* [Your goal]: Copy out lines with the word "Filippo" from the material that follows.

--- Supplied records ---

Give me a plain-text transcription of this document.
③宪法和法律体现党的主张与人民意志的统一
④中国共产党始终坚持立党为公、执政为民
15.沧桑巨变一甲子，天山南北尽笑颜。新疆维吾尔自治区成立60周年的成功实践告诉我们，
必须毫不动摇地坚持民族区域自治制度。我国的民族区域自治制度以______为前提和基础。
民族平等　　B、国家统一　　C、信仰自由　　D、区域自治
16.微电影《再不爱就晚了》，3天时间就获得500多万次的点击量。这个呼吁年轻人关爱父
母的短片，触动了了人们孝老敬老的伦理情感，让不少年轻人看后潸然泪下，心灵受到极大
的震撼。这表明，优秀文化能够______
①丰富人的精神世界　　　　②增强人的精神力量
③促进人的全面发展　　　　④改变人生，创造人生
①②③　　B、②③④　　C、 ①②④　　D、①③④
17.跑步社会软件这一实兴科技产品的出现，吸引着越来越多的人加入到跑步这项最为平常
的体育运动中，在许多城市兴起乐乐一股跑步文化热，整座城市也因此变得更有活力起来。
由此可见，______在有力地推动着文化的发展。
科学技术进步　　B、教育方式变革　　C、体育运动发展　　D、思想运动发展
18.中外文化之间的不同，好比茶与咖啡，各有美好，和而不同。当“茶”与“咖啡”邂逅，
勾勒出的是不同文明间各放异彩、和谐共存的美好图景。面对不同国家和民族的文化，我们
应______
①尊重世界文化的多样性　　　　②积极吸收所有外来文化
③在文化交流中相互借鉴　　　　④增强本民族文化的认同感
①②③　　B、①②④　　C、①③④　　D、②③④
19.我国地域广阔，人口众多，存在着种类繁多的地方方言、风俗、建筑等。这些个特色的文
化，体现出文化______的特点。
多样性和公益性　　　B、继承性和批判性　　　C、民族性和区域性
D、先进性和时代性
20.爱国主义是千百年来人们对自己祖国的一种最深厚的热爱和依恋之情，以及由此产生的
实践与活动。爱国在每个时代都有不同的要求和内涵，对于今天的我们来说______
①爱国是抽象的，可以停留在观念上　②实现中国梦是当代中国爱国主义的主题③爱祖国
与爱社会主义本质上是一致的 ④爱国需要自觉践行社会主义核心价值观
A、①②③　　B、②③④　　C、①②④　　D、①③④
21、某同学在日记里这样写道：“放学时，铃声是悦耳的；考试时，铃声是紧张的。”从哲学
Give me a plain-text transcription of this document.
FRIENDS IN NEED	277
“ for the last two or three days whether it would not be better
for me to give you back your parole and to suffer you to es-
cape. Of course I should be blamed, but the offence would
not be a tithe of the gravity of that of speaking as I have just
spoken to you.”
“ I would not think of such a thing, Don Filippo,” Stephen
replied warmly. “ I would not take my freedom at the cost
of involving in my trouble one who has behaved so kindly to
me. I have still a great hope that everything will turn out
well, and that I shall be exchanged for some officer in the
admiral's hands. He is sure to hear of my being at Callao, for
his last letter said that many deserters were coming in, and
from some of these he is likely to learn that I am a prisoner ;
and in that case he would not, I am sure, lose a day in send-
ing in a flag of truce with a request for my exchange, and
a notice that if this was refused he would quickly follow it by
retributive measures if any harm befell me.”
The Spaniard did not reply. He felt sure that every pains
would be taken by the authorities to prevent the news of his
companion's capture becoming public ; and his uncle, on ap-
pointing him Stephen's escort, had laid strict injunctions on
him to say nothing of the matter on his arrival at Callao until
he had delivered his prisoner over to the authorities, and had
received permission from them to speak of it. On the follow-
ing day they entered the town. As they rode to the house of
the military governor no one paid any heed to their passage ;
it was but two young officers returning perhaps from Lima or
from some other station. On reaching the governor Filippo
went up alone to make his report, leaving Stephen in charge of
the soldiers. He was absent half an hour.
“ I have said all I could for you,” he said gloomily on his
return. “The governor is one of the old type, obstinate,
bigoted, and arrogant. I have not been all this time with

---
--- Supplied records ---

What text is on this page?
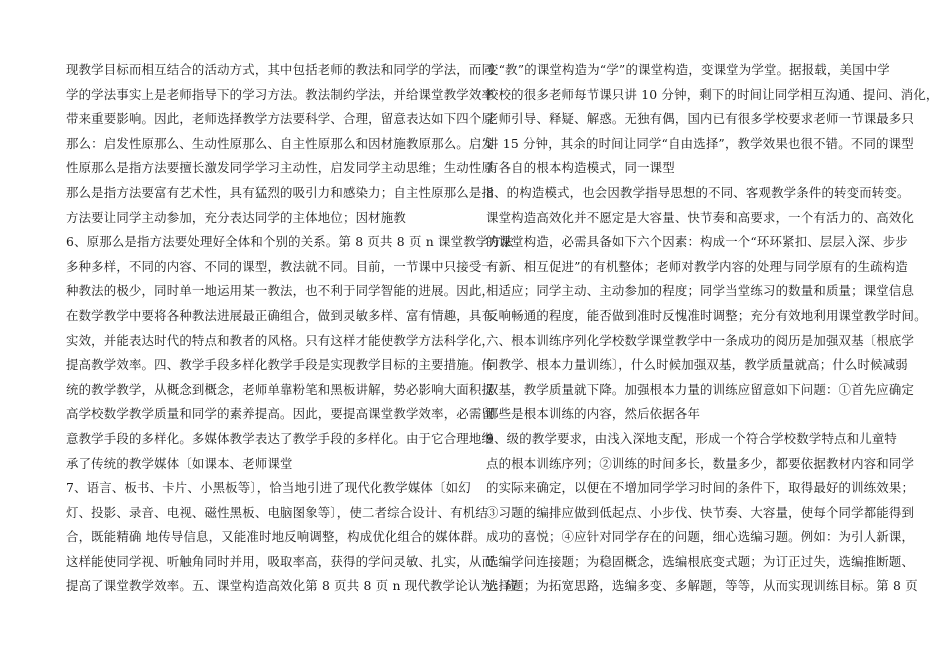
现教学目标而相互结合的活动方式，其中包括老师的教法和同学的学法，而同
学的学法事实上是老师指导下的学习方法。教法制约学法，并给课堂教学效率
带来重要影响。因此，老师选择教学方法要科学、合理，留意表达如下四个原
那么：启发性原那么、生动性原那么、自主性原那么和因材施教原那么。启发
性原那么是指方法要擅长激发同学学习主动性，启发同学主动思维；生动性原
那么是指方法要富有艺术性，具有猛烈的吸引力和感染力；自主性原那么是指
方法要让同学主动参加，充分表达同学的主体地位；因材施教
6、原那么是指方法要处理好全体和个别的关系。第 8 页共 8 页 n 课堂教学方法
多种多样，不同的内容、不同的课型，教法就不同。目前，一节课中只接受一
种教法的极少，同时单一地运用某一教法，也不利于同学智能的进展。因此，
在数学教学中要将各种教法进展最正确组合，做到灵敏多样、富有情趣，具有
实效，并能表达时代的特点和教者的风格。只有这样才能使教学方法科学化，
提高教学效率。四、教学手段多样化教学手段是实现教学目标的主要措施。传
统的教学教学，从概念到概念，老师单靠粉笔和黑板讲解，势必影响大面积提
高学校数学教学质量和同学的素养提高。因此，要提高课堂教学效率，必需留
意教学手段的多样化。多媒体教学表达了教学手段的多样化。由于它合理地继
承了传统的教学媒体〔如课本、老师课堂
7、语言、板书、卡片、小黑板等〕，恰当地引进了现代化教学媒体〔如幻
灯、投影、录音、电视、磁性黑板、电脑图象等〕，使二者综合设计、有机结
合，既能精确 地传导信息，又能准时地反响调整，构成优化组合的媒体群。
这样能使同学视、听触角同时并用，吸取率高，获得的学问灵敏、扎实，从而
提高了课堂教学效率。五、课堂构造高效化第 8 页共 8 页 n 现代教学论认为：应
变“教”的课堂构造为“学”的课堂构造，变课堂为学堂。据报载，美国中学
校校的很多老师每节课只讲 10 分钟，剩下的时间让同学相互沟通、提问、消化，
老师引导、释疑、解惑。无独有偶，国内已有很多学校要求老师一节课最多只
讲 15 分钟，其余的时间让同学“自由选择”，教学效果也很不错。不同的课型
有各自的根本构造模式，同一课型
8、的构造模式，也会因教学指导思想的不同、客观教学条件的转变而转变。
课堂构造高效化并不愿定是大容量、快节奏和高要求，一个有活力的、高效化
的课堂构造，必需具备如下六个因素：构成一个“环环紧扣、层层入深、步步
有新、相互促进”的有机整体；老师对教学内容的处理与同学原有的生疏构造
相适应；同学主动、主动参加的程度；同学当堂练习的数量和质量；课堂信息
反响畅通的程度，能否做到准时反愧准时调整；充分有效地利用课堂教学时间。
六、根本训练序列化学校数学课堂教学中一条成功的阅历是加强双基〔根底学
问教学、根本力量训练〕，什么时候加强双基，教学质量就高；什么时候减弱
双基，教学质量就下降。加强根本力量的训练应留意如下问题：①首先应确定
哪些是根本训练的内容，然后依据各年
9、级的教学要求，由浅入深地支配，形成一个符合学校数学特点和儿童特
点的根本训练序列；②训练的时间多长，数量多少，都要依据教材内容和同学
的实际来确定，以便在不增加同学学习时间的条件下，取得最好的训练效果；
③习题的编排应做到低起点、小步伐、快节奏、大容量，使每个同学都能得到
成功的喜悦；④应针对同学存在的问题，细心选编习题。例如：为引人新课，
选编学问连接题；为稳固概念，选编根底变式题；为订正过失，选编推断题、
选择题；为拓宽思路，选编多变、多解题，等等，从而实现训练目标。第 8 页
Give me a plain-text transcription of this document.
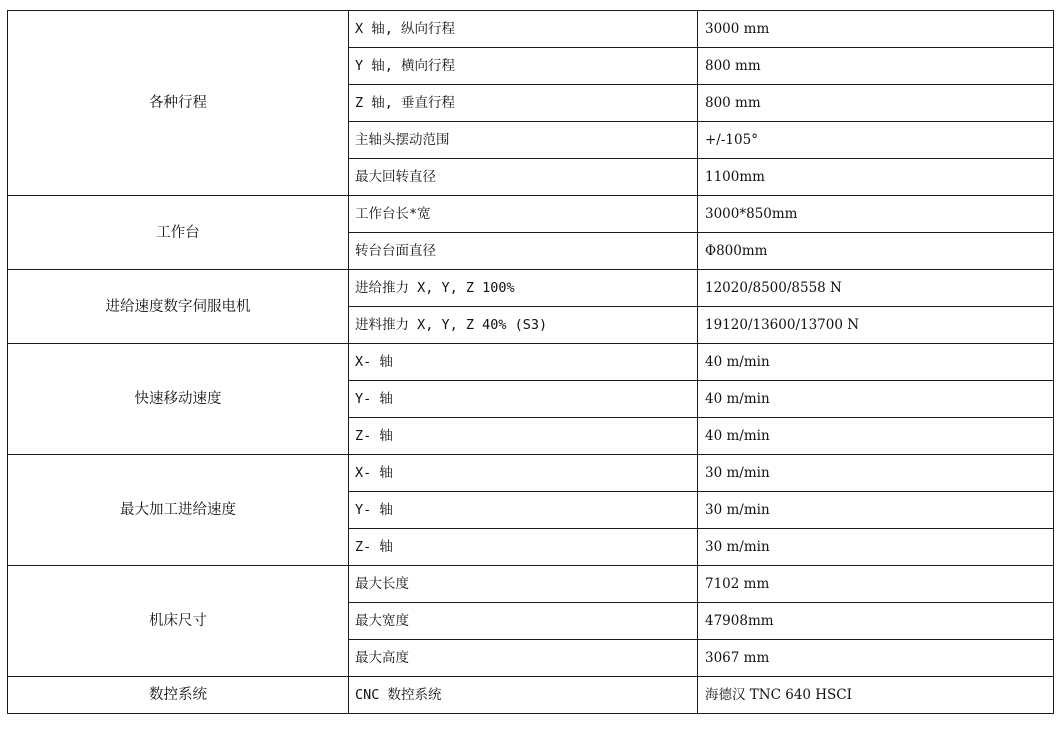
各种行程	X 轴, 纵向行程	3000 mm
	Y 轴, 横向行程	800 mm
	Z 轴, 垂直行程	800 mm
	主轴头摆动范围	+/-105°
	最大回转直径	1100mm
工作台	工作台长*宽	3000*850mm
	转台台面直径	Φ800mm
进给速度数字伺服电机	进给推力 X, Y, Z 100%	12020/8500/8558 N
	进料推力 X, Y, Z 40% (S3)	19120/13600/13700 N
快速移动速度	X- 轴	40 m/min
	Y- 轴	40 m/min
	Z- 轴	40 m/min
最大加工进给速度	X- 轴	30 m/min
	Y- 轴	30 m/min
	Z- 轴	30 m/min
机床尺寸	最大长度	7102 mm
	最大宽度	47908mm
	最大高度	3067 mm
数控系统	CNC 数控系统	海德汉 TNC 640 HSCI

---
--- Supplied records ---

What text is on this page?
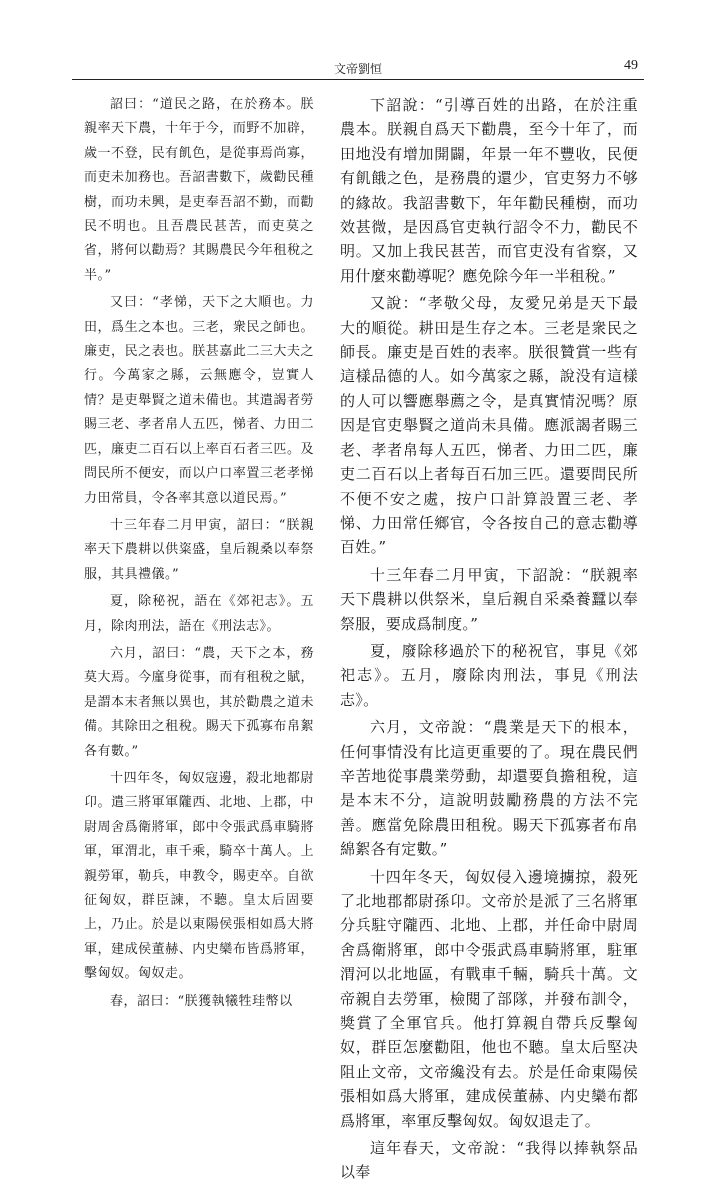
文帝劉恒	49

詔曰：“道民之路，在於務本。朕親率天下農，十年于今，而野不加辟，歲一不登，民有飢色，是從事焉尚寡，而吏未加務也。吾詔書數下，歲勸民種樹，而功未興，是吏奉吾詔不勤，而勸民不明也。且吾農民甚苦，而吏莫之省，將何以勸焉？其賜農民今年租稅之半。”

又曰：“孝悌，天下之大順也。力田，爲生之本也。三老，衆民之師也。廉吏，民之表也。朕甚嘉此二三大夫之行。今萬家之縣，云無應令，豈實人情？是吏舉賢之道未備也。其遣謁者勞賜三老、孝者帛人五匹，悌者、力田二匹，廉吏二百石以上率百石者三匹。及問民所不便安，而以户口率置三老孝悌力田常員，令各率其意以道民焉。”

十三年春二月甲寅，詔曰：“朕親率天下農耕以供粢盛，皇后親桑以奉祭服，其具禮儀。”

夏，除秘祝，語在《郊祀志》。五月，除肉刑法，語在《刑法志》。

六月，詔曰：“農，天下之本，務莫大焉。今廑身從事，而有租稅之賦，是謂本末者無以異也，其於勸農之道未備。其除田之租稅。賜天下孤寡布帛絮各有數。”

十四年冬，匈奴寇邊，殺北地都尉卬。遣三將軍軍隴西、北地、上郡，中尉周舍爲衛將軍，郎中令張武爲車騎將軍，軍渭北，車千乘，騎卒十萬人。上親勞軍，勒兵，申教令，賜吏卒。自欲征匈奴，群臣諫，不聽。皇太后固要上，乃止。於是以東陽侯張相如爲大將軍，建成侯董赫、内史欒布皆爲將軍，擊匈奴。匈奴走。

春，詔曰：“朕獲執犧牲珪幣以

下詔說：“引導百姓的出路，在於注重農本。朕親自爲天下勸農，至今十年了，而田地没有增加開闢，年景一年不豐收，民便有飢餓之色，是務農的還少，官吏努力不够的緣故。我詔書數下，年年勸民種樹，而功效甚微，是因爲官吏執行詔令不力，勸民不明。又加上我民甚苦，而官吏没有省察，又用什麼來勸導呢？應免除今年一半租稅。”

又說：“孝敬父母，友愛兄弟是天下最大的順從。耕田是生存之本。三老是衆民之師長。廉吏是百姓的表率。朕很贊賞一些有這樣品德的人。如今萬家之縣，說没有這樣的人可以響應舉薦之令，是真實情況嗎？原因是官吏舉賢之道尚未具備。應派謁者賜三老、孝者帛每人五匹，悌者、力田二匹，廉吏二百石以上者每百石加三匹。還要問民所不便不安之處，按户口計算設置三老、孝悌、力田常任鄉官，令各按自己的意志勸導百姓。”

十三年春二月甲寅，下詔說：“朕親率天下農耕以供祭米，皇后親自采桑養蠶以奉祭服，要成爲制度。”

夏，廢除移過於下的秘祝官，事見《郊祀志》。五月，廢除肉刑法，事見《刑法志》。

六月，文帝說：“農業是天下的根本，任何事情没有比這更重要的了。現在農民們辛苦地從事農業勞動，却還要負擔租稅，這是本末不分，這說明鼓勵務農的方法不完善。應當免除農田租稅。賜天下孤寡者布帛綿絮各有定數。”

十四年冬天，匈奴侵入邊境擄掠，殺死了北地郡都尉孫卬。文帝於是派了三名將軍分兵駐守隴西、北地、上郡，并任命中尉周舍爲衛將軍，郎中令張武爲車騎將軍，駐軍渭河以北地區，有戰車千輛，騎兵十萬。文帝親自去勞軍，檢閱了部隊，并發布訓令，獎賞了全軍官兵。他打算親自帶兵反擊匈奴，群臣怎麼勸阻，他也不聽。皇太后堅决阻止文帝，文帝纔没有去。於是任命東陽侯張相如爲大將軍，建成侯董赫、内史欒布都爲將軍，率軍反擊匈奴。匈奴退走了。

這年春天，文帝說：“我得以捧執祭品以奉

---

* [Response to the exercise]:
“ I would not think of such a thing, Don Filippo,” Stephen
from some other station. On reaching the governor Filippo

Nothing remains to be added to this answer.